WHAT TO DO:
Scan the data below for the string "houses". Copy every line where it appears.

_ _ _

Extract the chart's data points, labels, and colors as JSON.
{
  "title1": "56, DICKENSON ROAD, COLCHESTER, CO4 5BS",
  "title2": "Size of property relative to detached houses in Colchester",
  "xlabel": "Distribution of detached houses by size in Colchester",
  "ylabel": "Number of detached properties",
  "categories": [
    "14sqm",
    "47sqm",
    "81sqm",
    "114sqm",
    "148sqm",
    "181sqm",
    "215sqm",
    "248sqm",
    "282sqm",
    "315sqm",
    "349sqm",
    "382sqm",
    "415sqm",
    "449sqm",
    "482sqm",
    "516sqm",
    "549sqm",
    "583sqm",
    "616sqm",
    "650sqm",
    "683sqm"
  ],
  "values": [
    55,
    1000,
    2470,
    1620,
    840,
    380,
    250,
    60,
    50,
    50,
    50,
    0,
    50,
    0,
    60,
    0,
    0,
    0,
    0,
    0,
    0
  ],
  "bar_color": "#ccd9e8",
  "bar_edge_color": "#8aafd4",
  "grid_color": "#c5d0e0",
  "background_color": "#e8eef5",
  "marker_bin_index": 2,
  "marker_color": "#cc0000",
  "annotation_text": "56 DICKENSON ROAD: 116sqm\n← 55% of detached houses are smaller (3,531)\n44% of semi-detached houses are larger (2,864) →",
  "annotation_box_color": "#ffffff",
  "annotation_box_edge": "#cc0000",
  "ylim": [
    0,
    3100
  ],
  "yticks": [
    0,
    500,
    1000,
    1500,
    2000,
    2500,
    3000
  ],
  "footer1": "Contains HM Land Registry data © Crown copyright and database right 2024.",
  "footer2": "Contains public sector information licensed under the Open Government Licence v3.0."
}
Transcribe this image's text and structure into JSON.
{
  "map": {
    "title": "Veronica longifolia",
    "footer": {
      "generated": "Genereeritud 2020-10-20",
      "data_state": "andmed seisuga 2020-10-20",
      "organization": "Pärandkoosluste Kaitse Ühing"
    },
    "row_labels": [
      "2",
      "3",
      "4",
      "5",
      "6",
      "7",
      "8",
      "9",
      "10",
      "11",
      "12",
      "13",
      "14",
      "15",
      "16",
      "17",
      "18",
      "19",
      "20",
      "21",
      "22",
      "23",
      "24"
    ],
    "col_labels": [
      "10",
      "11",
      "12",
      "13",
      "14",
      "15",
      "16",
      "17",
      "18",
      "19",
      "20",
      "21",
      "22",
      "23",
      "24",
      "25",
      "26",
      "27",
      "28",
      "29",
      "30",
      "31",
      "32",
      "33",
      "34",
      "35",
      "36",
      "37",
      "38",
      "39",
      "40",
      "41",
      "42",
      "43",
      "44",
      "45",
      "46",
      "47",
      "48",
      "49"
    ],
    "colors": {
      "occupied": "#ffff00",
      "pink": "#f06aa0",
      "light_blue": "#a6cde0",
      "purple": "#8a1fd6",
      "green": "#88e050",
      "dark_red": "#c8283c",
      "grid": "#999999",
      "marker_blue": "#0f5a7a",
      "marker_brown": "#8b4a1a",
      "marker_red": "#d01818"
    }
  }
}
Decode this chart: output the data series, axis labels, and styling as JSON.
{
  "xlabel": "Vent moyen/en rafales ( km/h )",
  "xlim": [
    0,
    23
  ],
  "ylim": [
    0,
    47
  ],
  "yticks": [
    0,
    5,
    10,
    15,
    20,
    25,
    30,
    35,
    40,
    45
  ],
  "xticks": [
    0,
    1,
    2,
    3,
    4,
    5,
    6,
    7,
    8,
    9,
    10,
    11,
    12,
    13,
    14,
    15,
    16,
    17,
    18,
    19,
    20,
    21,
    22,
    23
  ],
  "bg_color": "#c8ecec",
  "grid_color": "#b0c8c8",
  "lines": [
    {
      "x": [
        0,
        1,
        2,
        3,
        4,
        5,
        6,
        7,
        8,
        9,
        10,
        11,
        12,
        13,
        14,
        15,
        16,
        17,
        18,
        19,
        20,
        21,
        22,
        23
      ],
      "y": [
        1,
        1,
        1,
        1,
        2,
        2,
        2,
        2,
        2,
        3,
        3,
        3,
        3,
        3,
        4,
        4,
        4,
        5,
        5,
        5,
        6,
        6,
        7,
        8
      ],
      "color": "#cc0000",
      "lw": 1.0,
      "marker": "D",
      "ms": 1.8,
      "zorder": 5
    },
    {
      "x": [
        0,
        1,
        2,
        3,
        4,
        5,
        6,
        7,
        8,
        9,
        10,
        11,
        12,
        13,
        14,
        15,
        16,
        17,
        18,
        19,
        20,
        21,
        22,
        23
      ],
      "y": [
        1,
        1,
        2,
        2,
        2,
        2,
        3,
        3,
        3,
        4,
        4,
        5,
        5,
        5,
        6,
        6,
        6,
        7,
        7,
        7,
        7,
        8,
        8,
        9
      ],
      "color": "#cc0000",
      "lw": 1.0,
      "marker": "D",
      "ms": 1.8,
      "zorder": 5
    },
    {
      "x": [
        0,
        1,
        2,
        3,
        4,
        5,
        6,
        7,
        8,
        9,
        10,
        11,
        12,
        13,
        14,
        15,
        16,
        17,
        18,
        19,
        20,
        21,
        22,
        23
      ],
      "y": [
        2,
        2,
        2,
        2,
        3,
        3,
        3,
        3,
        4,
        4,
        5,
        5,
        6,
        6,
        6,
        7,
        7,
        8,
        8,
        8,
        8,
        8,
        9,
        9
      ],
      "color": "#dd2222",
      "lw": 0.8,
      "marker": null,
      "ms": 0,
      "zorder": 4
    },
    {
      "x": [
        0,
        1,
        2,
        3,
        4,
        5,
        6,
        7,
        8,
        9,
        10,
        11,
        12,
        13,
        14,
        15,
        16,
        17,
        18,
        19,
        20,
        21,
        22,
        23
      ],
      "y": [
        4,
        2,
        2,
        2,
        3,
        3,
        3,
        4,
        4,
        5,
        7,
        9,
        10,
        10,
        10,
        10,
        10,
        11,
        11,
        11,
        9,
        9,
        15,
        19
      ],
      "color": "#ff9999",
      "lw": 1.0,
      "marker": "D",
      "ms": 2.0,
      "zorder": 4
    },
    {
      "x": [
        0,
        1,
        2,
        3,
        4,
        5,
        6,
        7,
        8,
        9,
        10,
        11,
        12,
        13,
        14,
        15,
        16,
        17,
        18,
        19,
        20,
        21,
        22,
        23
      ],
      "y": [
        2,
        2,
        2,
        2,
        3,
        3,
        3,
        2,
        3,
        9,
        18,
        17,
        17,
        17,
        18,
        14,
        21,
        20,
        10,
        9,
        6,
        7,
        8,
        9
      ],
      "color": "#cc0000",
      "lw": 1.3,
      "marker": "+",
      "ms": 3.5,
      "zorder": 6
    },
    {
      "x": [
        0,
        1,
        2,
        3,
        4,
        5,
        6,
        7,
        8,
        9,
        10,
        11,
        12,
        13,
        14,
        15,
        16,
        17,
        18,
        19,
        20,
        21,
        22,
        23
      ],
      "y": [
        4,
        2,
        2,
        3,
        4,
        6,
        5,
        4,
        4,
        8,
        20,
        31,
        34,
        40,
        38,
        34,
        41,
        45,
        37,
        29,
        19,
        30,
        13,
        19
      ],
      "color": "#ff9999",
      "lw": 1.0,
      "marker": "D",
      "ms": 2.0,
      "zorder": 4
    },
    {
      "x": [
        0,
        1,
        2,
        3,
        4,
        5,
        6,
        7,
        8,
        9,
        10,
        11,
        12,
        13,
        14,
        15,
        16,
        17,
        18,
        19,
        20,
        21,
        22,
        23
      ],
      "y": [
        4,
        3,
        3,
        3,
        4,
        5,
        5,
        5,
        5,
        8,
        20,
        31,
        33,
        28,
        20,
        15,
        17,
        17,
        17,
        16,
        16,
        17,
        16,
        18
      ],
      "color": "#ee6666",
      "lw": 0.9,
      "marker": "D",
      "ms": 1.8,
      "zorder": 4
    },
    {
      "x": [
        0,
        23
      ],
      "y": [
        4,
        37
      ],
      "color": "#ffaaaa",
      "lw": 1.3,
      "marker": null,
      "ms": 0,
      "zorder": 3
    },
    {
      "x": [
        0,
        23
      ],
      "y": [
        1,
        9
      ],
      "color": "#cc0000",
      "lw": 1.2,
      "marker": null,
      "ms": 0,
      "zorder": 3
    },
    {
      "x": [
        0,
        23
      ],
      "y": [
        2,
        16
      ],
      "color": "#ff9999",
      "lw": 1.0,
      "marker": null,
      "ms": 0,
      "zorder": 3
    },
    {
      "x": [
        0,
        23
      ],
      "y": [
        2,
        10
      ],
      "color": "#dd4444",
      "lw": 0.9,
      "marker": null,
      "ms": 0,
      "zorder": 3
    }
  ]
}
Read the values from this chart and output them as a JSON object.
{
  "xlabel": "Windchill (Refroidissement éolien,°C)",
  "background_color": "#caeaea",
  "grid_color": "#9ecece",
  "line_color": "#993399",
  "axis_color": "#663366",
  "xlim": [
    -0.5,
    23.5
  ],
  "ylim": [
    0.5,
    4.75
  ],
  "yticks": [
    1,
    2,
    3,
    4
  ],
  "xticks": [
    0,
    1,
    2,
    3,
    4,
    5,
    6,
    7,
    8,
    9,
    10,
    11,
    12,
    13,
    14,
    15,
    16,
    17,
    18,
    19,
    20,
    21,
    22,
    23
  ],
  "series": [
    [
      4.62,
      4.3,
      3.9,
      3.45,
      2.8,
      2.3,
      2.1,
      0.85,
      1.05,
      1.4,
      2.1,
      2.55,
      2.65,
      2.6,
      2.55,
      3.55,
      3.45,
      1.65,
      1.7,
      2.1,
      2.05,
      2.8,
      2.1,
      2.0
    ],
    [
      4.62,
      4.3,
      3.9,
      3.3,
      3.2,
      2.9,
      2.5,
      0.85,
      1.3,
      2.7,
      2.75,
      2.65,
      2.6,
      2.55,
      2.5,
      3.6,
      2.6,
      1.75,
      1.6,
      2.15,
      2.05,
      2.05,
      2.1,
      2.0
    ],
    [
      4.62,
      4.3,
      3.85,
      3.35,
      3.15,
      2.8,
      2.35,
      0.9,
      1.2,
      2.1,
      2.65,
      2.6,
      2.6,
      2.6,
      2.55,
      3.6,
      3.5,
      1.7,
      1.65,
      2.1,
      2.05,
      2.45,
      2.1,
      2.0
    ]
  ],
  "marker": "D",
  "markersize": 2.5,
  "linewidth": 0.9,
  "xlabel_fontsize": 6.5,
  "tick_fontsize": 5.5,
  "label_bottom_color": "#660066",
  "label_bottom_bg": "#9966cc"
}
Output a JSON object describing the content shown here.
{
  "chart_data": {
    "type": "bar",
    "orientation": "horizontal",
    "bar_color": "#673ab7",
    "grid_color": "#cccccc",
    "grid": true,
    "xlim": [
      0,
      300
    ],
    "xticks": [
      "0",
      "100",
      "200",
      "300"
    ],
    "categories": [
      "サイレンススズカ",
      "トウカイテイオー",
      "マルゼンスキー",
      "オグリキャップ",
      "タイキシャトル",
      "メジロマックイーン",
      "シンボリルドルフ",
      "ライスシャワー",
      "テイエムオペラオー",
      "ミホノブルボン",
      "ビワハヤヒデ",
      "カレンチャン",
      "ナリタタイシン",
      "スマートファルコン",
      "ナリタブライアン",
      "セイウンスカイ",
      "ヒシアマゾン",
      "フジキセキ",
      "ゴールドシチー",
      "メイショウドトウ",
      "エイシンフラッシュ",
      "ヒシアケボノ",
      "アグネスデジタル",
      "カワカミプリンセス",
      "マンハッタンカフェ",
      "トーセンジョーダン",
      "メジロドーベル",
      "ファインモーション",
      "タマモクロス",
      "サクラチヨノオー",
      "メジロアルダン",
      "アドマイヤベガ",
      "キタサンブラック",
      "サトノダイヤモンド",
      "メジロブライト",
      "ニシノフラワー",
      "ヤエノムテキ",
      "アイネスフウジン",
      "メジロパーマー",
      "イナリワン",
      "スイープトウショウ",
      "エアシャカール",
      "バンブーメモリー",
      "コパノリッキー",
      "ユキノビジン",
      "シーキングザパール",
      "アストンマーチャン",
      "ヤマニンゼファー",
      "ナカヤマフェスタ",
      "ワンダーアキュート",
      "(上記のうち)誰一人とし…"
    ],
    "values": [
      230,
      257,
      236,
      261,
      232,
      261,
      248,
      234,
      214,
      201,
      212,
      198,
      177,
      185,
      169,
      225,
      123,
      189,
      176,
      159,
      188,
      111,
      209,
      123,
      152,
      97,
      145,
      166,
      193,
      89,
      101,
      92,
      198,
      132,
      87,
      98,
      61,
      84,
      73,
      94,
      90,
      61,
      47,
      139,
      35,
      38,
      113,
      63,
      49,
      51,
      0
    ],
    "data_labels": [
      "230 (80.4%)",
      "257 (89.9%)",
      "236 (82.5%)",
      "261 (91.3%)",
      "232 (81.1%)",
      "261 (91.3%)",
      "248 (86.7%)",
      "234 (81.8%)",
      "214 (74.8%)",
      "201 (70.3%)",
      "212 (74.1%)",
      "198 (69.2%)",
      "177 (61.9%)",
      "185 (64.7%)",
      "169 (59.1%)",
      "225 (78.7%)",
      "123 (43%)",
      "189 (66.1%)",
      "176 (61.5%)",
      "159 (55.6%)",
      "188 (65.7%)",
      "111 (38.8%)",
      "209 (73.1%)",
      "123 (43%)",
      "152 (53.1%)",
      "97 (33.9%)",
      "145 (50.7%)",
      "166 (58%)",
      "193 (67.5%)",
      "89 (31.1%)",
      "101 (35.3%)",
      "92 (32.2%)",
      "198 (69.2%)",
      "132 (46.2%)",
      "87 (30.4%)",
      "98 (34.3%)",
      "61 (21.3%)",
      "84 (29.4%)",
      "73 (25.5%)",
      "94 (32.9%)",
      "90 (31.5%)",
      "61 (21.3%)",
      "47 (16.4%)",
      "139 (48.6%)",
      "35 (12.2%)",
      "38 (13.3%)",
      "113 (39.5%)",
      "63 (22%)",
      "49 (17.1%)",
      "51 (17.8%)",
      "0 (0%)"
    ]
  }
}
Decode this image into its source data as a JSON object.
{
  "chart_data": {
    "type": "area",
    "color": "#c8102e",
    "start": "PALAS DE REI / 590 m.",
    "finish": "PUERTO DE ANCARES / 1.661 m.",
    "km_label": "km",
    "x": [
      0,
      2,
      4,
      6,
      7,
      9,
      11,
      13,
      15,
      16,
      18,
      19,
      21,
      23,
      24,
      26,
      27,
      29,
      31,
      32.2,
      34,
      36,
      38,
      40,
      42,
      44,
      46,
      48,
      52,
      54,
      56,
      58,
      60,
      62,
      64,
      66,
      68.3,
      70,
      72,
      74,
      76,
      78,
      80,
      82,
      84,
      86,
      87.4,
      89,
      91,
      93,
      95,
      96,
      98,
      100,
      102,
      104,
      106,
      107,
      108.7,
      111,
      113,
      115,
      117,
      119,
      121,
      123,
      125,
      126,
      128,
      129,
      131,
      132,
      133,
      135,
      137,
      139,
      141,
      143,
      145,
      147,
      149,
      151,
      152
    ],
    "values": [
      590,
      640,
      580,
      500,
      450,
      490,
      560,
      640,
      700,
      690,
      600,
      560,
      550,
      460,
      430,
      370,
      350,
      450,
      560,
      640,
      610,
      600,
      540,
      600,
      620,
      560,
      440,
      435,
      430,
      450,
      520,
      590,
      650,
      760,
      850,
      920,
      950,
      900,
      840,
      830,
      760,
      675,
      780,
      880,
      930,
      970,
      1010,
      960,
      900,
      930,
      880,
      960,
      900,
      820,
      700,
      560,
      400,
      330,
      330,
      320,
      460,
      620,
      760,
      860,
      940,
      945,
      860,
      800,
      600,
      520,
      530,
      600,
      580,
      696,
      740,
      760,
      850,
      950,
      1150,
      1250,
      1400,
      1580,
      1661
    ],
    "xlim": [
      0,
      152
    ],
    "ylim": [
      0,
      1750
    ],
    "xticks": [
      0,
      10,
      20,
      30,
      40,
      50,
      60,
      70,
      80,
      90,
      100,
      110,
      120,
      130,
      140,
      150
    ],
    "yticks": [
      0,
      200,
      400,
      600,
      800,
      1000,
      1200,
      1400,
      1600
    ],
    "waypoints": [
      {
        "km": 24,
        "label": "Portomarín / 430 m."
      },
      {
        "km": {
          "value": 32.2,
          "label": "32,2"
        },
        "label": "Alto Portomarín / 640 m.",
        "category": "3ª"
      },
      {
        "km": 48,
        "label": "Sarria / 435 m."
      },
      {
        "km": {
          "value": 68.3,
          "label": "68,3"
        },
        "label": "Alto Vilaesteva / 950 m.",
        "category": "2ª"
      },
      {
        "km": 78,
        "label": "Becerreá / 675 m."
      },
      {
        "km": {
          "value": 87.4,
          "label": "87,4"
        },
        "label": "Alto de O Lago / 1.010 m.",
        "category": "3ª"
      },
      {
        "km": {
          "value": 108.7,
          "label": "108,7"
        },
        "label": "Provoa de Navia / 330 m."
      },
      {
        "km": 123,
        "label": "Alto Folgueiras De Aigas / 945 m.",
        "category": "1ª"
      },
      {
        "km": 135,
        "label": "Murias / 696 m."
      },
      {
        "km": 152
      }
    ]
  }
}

_ _ _

FULL RESPONSE:
  "title2": "Size of property relative to detached houses in Colchester",
  "xlabel": "Distribution of detached houses by size in Colchester",
  "annotation_text": "56 DICKENSON ROAD: 116sqm\n← 55% of detached houses are smaller (3,531)\n44% of semi-detached houses are larger (2,864) →",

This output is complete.